━━━━━ PROVIDED RECORDS

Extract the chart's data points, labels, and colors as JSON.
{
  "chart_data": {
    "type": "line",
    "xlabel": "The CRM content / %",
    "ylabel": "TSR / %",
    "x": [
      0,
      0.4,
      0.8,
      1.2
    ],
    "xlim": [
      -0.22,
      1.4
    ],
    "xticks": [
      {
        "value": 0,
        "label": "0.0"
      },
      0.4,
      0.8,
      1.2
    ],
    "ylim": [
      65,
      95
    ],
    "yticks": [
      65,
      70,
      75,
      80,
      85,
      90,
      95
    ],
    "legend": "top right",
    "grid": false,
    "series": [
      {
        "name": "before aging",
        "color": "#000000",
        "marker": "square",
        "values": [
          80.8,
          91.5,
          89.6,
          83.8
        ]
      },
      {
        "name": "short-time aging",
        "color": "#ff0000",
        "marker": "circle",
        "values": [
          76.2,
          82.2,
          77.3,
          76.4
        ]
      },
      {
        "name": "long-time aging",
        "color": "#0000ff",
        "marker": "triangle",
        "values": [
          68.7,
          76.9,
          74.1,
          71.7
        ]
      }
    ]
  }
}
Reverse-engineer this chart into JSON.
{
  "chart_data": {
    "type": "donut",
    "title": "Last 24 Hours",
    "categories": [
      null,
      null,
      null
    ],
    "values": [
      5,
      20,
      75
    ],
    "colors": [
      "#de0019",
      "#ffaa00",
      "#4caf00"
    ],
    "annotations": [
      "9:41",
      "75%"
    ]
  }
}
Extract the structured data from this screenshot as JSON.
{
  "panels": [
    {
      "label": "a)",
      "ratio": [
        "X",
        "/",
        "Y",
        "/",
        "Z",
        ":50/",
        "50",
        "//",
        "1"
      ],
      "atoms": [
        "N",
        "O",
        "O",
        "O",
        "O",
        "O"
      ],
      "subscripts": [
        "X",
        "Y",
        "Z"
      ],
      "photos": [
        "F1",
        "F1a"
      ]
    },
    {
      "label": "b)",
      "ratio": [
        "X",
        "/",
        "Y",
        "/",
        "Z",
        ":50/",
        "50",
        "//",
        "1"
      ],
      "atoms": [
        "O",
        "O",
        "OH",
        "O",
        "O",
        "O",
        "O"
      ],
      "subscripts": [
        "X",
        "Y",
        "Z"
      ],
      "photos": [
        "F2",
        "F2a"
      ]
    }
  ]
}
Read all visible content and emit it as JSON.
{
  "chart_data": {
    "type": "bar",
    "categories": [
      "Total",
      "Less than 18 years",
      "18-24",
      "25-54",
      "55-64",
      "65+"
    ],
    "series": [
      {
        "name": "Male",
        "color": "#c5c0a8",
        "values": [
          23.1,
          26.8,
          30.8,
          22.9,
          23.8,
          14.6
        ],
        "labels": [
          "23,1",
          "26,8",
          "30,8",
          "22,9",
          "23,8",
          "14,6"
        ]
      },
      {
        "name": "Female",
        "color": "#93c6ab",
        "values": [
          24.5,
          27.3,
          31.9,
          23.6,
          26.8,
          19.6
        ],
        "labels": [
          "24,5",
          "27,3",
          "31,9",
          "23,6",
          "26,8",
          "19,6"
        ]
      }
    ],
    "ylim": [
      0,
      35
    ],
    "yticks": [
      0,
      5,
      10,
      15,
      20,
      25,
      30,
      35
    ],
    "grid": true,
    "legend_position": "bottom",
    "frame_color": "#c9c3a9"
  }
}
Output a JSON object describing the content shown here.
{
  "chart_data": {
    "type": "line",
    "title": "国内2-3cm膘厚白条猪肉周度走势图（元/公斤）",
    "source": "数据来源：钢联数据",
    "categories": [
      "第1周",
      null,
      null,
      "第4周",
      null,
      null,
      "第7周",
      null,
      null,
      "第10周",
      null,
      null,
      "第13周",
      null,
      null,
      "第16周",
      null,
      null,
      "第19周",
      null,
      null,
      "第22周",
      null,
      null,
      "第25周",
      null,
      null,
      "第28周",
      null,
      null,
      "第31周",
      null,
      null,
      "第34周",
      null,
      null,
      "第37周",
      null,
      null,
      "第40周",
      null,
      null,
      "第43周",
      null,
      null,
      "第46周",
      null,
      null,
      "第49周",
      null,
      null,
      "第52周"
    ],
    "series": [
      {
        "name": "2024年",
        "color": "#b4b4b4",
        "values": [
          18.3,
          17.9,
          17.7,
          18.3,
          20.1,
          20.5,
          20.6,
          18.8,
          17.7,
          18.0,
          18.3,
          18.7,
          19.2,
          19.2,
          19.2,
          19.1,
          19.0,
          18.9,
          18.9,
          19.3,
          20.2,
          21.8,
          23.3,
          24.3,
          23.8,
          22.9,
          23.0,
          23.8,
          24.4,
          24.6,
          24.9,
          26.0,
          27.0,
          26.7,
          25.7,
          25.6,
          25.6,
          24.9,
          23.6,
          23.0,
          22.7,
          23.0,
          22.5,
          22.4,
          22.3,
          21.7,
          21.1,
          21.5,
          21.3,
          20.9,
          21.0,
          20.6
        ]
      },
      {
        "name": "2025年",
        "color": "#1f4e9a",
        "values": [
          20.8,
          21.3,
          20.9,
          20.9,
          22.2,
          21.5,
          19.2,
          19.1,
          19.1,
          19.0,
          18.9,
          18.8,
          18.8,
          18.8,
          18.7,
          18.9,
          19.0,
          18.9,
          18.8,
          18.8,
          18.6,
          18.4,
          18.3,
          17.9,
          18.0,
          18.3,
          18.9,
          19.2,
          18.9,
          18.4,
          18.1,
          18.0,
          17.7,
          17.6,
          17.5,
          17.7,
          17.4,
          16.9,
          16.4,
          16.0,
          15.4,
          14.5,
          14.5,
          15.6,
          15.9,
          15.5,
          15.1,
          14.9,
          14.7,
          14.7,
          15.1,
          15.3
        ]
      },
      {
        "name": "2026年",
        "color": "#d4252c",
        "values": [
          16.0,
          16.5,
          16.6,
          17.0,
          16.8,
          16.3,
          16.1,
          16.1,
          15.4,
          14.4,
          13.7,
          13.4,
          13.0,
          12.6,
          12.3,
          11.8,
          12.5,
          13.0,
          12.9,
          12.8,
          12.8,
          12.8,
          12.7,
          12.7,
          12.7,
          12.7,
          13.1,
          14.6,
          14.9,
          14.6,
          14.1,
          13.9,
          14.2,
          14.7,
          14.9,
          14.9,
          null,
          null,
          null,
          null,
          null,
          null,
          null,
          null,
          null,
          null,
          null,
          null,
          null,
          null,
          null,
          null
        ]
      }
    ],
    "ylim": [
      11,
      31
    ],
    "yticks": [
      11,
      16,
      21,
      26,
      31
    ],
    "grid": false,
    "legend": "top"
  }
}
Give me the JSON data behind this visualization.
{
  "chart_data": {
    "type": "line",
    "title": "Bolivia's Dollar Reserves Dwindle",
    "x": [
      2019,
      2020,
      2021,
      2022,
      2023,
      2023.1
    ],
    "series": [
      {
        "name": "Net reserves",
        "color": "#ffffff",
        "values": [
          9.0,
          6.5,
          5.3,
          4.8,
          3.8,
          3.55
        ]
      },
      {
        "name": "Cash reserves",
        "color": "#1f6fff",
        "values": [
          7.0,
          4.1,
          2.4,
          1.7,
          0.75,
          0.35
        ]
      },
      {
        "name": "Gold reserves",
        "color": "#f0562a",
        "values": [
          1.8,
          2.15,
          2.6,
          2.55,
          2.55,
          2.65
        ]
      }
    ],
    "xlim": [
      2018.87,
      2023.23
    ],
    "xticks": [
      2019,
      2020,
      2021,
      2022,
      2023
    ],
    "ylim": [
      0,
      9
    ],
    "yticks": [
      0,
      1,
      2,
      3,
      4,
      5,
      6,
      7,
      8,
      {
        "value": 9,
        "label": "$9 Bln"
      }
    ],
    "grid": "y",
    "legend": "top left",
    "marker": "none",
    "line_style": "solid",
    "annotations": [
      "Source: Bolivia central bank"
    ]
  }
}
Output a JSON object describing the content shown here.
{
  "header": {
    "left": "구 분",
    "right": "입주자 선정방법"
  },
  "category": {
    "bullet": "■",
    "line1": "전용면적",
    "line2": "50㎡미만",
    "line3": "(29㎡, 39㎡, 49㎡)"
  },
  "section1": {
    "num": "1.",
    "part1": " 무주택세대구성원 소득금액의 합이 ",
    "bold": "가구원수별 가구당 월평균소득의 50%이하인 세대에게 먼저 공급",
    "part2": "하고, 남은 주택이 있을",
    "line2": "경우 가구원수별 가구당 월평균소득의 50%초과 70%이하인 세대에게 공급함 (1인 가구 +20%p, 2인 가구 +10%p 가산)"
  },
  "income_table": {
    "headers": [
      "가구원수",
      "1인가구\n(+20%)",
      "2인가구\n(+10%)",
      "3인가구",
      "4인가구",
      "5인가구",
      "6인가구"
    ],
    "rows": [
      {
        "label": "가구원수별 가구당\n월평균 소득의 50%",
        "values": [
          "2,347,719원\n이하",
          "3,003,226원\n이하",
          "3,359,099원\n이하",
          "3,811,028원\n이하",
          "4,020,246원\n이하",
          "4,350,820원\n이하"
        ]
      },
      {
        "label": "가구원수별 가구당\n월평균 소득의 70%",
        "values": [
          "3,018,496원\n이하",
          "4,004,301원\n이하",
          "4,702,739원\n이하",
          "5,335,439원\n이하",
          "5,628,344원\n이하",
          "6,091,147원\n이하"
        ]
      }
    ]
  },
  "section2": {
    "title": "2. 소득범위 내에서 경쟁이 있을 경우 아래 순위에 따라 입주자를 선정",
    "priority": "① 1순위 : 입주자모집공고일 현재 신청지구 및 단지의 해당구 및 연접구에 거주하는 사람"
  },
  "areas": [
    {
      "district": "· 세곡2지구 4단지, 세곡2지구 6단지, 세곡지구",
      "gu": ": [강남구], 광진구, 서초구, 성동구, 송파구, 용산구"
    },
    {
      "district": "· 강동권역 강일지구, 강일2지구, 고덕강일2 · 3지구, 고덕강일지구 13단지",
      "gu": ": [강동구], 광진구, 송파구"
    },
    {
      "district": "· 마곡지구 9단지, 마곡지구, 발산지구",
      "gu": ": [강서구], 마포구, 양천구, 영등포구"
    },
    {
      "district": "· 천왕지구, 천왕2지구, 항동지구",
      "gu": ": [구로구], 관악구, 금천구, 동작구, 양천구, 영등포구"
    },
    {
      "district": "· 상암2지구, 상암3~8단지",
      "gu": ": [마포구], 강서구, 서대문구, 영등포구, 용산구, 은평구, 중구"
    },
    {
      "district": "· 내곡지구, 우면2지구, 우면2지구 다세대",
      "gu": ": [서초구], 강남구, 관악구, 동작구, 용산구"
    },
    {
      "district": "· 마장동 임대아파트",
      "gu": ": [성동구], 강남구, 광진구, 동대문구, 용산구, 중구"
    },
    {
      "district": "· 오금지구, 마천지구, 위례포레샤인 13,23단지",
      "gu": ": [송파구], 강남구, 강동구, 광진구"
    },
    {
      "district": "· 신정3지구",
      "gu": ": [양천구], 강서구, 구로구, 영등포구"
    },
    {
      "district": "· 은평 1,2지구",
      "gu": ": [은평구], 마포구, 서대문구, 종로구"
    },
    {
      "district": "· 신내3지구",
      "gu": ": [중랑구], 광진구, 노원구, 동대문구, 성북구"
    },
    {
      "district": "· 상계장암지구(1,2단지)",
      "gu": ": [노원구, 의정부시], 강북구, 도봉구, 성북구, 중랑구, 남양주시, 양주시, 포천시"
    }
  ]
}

━━━━━━━━━━

▶ WHAT TO PRODUCE
Your answer should be a single number: the count of lines that contain "영등포구".

▶ EXERCISE RESPONSE
4